_Goal_
Only the lines from the one with "Output the text content of this document." to the last line belong in your answer; write them out exactly and drop the pictures.

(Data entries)

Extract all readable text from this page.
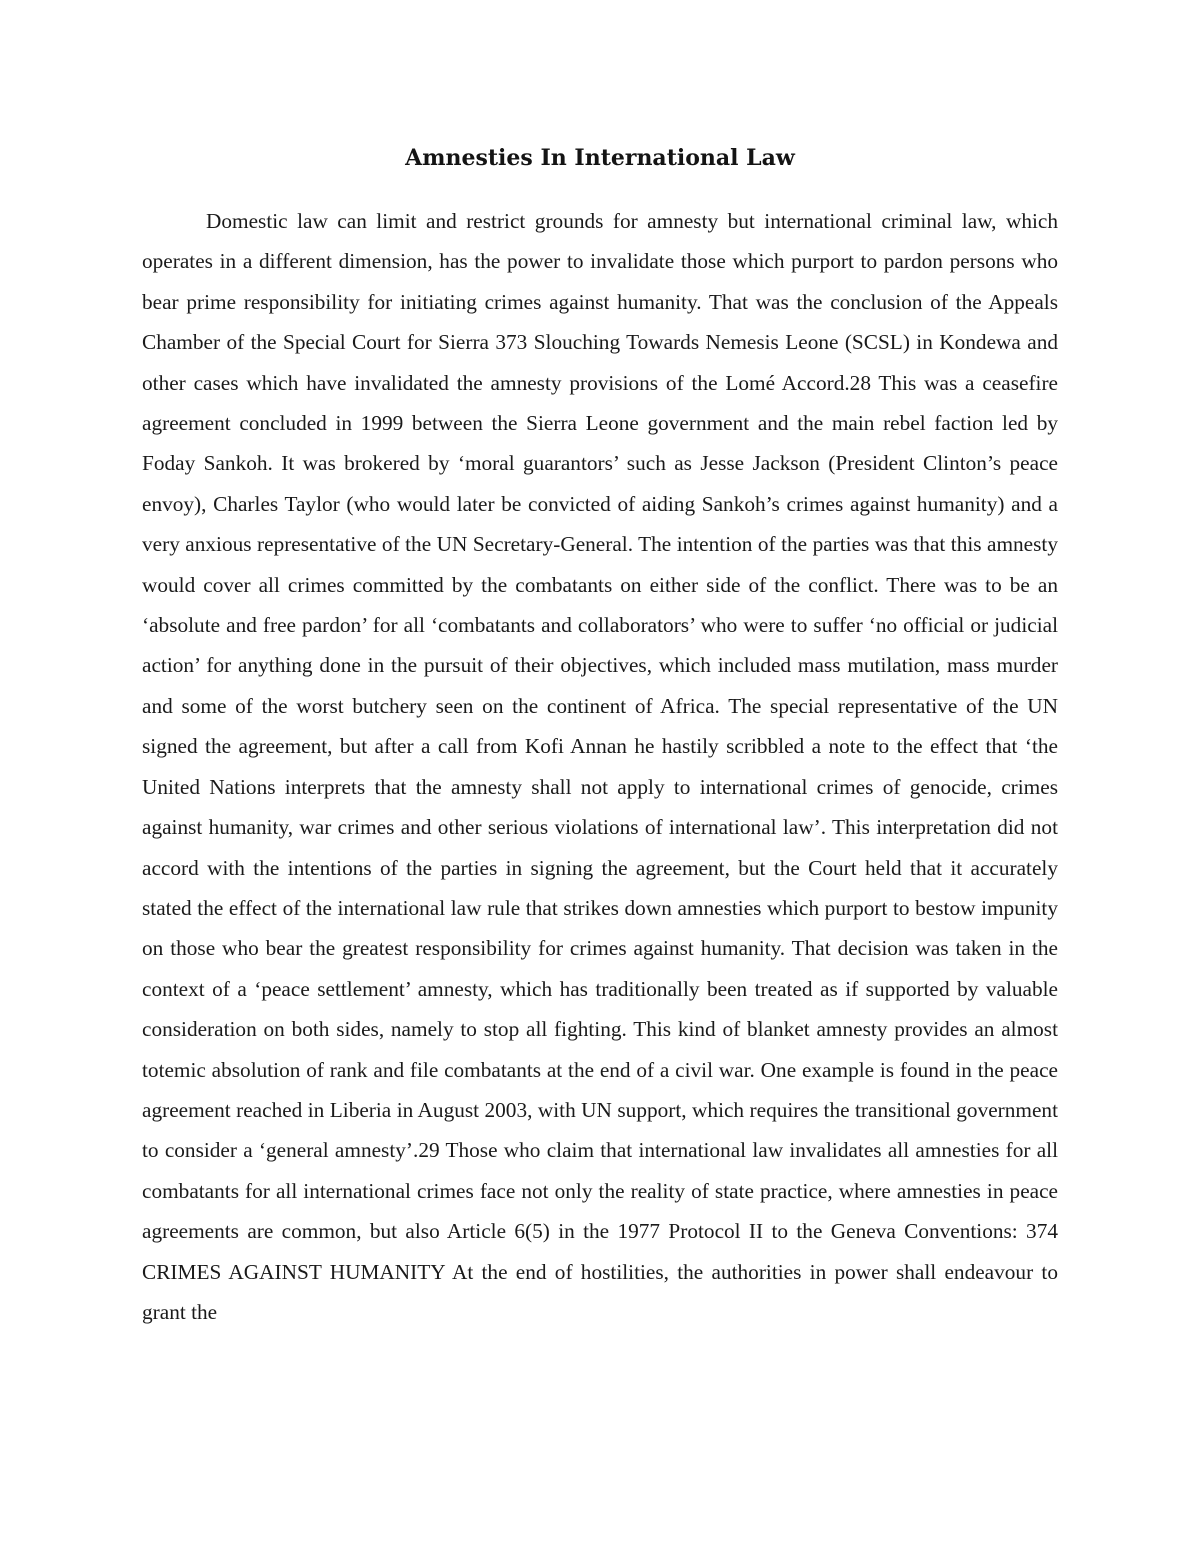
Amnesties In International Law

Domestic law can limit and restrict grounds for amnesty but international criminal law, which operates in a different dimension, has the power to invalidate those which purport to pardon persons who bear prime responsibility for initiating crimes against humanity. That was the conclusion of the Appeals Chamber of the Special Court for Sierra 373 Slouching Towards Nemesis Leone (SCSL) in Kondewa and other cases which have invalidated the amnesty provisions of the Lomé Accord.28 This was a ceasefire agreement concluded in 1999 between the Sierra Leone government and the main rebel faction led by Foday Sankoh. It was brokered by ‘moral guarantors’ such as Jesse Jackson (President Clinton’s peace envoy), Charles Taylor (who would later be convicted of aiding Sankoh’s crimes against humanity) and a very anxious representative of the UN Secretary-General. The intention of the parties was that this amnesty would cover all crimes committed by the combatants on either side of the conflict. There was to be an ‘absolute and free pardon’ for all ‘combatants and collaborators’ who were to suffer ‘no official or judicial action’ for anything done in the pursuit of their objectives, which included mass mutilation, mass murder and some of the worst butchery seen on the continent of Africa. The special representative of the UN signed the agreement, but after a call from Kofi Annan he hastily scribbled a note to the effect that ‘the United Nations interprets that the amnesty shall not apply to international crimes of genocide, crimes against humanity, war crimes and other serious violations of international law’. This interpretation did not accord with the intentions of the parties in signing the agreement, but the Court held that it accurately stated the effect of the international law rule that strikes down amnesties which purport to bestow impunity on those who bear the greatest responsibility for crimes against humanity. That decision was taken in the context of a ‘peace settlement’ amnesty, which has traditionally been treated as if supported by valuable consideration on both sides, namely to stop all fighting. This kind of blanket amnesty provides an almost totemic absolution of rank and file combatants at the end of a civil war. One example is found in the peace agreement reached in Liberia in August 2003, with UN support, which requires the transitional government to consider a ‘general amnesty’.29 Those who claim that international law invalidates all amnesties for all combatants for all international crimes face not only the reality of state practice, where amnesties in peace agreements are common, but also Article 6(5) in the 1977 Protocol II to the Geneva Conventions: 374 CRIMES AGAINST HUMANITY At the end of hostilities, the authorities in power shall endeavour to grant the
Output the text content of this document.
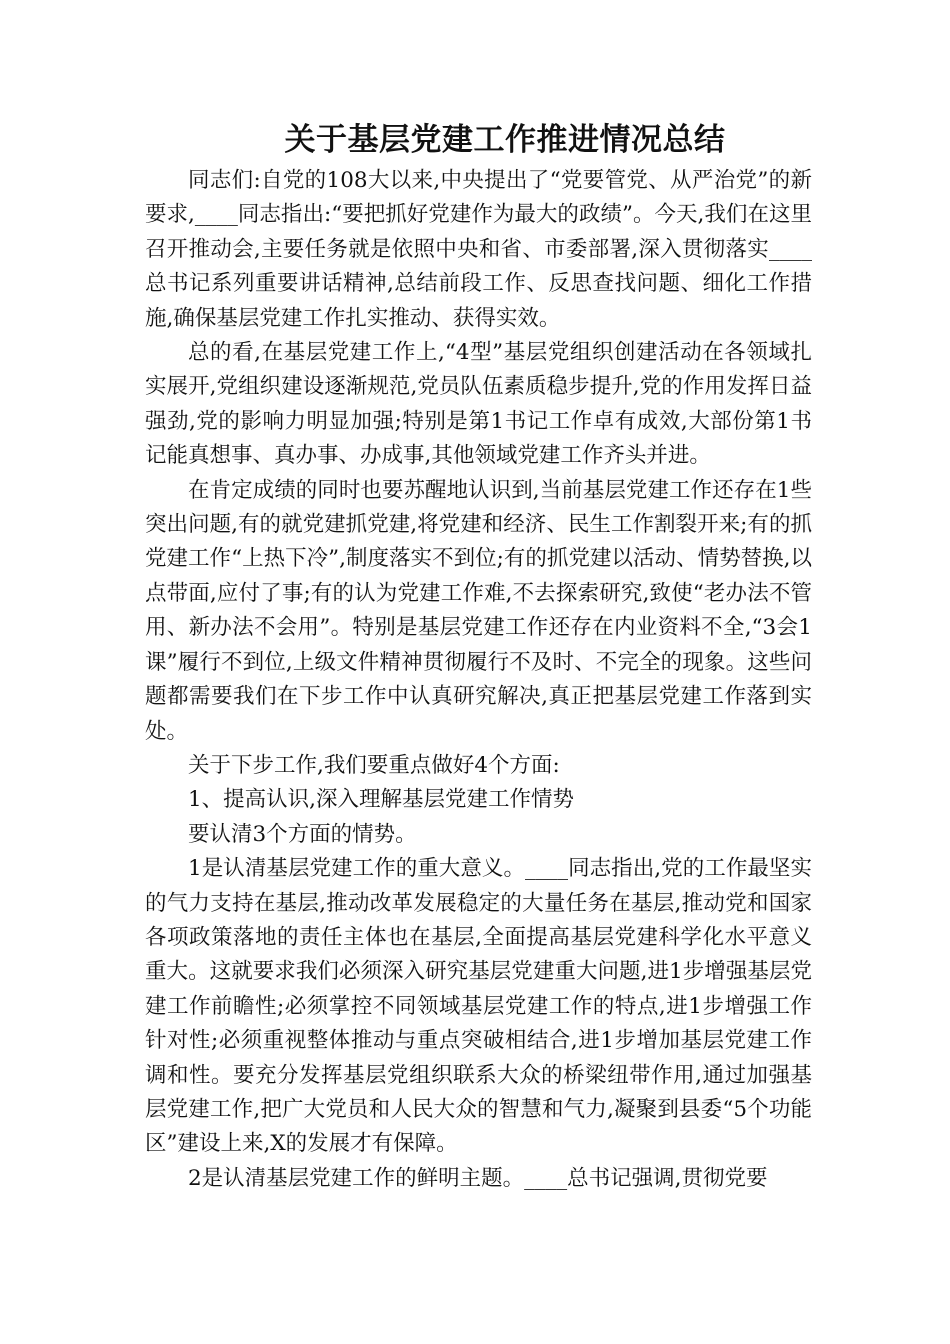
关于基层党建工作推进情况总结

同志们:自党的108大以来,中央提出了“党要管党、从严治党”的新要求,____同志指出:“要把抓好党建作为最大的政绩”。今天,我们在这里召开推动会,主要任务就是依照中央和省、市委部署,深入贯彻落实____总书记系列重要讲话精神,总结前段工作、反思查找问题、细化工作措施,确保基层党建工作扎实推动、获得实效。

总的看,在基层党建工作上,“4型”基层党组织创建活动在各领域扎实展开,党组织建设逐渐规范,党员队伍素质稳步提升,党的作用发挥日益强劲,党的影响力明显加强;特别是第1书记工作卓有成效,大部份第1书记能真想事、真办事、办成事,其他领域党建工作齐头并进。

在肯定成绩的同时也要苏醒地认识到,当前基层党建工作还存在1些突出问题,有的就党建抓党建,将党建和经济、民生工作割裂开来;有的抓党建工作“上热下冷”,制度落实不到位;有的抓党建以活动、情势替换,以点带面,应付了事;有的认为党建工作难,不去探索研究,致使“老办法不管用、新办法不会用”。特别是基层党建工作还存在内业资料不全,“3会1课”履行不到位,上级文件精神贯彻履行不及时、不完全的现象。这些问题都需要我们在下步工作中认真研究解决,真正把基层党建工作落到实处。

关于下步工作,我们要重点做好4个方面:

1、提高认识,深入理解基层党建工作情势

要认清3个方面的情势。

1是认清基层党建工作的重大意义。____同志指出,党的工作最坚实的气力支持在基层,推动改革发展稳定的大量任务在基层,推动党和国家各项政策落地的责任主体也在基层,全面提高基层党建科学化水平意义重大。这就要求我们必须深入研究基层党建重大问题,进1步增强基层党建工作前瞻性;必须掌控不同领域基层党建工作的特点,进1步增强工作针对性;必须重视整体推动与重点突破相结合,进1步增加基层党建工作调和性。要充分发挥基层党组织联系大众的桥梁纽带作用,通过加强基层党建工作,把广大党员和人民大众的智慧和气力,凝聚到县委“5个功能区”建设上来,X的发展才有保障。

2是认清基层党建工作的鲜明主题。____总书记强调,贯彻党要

_Output for this task_
Output the text content of this document.
关于基层党建工作推进情况总结

同志们:自党的108大以来,中央提出了“党要管党、从严治党”的新要求,____同志指出:“要把抓好党建作为最大的政绩”。今天,我们在这里召开推动会,主要任务就是依照中央和省、市委部署,深入贯彻落实____总书记系列重要讲话精神,总结前段工作、反思查找问题、细化工作措施,确保基层党建工作扎实推动、获得实效。

总的看,在基层党建工作上,“4型”基层党组织创建活动在各领域扎实展开,党组织建设逐渐规范,党员队伍素质稳步提升,党的作用发挥日益强劲,党的影响力明显加强;特别是第1书记工作卓有成效,大部份第1书记能真想事、真办事、办成事,其他领域党建工作齐头并进。

在肯定成绩的同时也要苏醒地认识到,当前基层党建工作还存在1些突出问题,有的就党建抓党建,将党建和经济、民生工作割裂开来;有的抓党建工作“上热下冷”,制度落实不到位;有的抓党建以活动、情势替换,以点带面,应付了事;有的认为党建工作难,不去探索研究,致使“老办法不管用、新办法不会用”。特别是基层党建工作还存在内业资料不全,“3会1课”履行不到位,上级文件精神贯彻履行不及时、不完全的现象。这些问题都需要我们在下步工作中认真研究解决,真正把基层党建工作落到实处。

关于下步工作,我们要重点做好4个方面:

1、提高认识,深入理解基层党建工作情势

要认清3个方面的情势。

1是认清基层党建工作的重大意义。____同志指出,党的工作最坚实的气力支持在基层,推动改革发展稳定的大量任务在基层,推动党和国家各项政策落地的责任主体也在基层,全面提高基层党建科学化水平意义重大。这就要求我们必须深入研究基层党建重大问题,进1步增强基层党建工作前瞻性;必须掌控不同领域基层党建工作的特点,进1步增强工作针对性;必须重视整体推动与重点突破相结合,进1步增加基层党建工作调和性。要充分发挥基层党组织联系大众的桥梁纽带作用,通过加强基层党建工作,把广大党员和人民大众的智慧和气力,凝聚到县委“5个功能区”建设上来,X的发展才有保障。

2是认清基层党建工作的鲜明主题。____总书记强调,贯彻党要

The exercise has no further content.